Do this: Every record should be written out exactly, please.

Items:

━━━━━━━━━━━━━━━━━━━━

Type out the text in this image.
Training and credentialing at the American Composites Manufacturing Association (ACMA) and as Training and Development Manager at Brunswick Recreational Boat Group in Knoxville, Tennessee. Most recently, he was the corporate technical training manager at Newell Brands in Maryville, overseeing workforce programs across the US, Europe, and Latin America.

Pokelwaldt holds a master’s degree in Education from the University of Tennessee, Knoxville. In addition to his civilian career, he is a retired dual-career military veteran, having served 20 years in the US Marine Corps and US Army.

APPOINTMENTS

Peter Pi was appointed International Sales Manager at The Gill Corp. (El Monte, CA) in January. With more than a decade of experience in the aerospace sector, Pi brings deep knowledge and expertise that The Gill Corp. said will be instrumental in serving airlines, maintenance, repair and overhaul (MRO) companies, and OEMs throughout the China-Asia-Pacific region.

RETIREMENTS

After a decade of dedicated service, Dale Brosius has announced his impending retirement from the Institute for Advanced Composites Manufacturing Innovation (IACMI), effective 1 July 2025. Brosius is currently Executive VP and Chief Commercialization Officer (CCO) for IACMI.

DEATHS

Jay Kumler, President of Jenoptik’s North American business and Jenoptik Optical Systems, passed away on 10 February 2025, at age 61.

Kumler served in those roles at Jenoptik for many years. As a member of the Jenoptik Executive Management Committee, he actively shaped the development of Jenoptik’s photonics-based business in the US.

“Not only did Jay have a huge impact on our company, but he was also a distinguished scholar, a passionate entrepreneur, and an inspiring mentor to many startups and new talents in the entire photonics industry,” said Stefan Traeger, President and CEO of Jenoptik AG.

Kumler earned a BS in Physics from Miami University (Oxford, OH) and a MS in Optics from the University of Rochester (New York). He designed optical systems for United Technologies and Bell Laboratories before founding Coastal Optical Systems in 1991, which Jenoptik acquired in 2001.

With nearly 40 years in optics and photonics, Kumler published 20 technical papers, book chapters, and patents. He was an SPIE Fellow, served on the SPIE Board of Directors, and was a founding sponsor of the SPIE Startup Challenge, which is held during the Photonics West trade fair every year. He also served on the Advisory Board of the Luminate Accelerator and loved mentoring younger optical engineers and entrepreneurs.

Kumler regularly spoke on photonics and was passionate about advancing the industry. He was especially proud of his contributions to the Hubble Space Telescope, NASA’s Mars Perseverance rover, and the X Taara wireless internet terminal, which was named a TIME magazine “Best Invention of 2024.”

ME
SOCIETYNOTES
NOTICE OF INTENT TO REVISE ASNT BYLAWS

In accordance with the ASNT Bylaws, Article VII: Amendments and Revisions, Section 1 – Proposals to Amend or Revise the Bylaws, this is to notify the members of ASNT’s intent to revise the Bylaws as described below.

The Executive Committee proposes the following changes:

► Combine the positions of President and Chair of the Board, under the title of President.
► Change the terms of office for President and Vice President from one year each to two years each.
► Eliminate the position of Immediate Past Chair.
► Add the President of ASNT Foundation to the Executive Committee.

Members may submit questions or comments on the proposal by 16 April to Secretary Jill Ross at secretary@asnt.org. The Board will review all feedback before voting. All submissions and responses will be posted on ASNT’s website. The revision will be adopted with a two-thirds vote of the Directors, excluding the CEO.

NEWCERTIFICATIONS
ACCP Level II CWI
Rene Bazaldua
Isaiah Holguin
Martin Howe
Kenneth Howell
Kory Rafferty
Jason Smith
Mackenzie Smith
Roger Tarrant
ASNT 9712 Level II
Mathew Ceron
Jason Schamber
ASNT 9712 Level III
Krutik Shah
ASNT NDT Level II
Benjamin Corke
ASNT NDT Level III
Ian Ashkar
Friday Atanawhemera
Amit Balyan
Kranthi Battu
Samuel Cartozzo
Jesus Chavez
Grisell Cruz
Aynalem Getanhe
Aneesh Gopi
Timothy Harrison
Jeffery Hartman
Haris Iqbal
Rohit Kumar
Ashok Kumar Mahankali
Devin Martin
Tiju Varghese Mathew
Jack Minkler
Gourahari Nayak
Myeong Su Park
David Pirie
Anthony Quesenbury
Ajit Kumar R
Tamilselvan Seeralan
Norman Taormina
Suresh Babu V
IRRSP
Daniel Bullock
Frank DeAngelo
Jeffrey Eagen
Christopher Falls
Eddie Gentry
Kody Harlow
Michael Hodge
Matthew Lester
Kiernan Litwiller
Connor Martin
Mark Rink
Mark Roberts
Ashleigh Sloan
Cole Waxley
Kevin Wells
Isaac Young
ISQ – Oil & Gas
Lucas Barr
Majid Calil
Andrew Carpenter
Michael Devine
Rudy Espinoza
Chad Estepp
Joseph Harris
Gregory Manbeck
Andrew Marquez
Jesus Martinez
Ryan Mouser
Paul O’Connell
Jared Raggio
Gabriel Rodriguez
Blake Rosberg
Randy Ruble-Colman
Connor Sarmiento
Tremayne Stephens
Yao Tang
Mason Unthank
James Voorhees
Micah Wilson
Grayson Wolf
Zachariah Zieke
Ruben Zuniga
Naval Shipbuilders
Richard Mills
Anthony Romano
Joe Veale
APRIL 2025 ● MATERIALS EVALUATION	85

━━━━━━━━━━━━━━━━━━━━

Worked solution:
Type out the text in this image.
Training and credentialing at the American Composites Manufacturing Association (ACMA) and as Training and Development Manager at Brunswick Recreational Boat Group in Knoxville, Tennessee. Most recently, he was the corporate technical training manager at Newell Brands in Maryville, overseeing workforce programs across the US, Europe, and Latin America.

Pokelwaldt holds a master’s degree in Education from the University of Tennessee, Knoxville. In addition to his civilian career, he is a retired dual-career military veteran, having served 20 years in the US Marine Corps and US Army.

APPOINTMENTS

Peter Pi was appointed International Sales Manager at The Gill Corp. (El Monte, CA) in January. With more than a decade of experience in the aerospace sector, Pi brings deep knowledge and expertise that The Gill Corp. said will be instrumental in serving airlines, maintenance, repair and overhaul (MRO) companies, and OEMs throughout the China-Asia-Pacific region.

RETIREMENTS

After a decade of dedicated service, Dale Brosius has announced his impending retirement from the Institute for Advanced Composites Manufacturing Innovation (IACMI), effective 1 July 2025. Brosius is currently Executive VP and Chief Commercialization Officer (CCO) for IACMI.

DEATHS

Jay Kumler, President of Jenoptik’s North American business and Jenoptik Optical Systems, passed away on 10 February 2025, at age 61.

Kumler served in those roles at Jenoptik for many years. As a member of the Jenoptik Executive Management Committee, he actively shaped the development of Jenoptik’s photonics-based business in the US.

“Not only did Jay have a huge impact on our company, but he was also a distinguished scholar, a passionate entrepreneur, and an inspiring mentor to many startups and new talents in the entire photonics industry,” said Stefan Traeger, President and CEO of Jenoptik AG.

Kumler earned a BS in Physics from Miami University (Oxford, OH) and a MS in Optics from the University of Rochester (New York). He designed optical systems for United Technologies and Bell Laboratories before founding Coastal Optical Systems in 1991, which Jenoptik acquired in 2001.

With nearly 40 years in optics and photonics, Kumler published 20 technical papers, book chapters, and patents. He was an SPIE Fellow, served on the SPIE Board of Directors, and was a founding sponsor of the SPIE Startup Challenge, which is held during the Photonics West trade fair every year. He also served on the Advisory Board of the Luminate Accelerator and loved mentoring younger optical engineers and entrepreneurs.

Kumler regularly spoke on photonics and was passionate about advancing the industry. He was especially proud of his contributions to the Hubble Space Telescope, NASA’s Mars Perseverance rover, and the X Taara wireless internet terminal, which was named a TIME magazine “Best Invention of 2024.”

ME
SOCIETYNOTES
NOTICE OF INTENT TO REVISE ASNT BYLAWS

In accordance with the ASNT Bylaws, Article VII: Amendments and Revisions, Section 1 – Proposals to Amend or Revise the Bylaws, this is to notify the members of ASNT’s intent to revise the Bylaws as described below.

The Executive Committee proposes the following changes:

► Combine the positions of President and Chair of the Board, under the title of President.
► Change the terms of office for President and Vice President from one year each to two years each.
► Eliminate the position of Immediate Past Chair.
► Add the President of ASNT Foundation to the Executive Committee.

Members may submit questions or comments on the proposal by 16 April to Secretary Jill Ross at secretary@asnt.org. The Board will review all feedback before voting. All submissions and responses will be posted on ASNT’s website. The revision will be adopted with a two-thirds vote of the Directors, excluding the CEO.

NEWCERTIFICATIONS
ACCP Level II CWI
Rene Bazaldua
Isaiah Holguin
Martin Howe
Kenneth Howell
Kory Rafferty
Jason Smith
Mackenzie Smith
Roger Tarrant
ASNT 9712 Level II
Mathew Ceron
Jason Schamber
ASNT 9712 Level III
Krutik Shah
ASNT NDT Level II
Benjamin Corke
ASNT NDT Level III
Ian Ashkar
Friday Atanawhemera
Amit Balyan
Kranthi Battu
Samuel Cartozzo
Jesus Chavez
Grisell Cruz
Aynalem Getanhe
Aneesh Gopi
Timothy Harrison
Jeffery Hartman
Haris Iqbal
Rohit Kumar
Ashok Kumar Mahankali
Devin Martin
Tiju Varghese Mathew
Jack Minkler
Gourahari Nayak
Myeong Su Park
David Pirie
Anthony Quesenbury
Ajit Kumar R
Tamilselvan Seeralan
Norman Taormina
Suresh Babu V
IRRSP
Daniel Bullock
Frank DeAngelo
Jeffrey Eagen
Christopher Falls
Eddie Gentry
Kody Harlow
Michael Hodge
Matthew Lester
Kiernan Litwiller
Connor Martin
Mark Rink
Mark Roberts
Ashleigh Sloan
Cole Waxley
Kevin Wells
Isaac Young
ISQ – Oil & Gas
Lucas Barr
Majid Calil
Andrew Carpenter
Michael Devine
Rudy Espinoza
Chad Estepp
Joseph Harris
Gregory Manbeck
Andrew Marquez
Jesus Martinez
Ryan Mouser
Paul O’Connell
Jared Raggio
Gabriel Rodriguez
Blake Rosberg
Randy Ruble-Colman
Connor Sarmiento
Tremayne Stephens
Yao Tang
Mason Unthank
James Voorhees
Micah Wilson
Grayson Wolf
Zachariah Zieke
Ruben Zuniga
Naval Shipbuilders
Richard Mills
Anthony Romano
Joe Veale
APRIL 2025 ● MATERIALS EVALUATION	85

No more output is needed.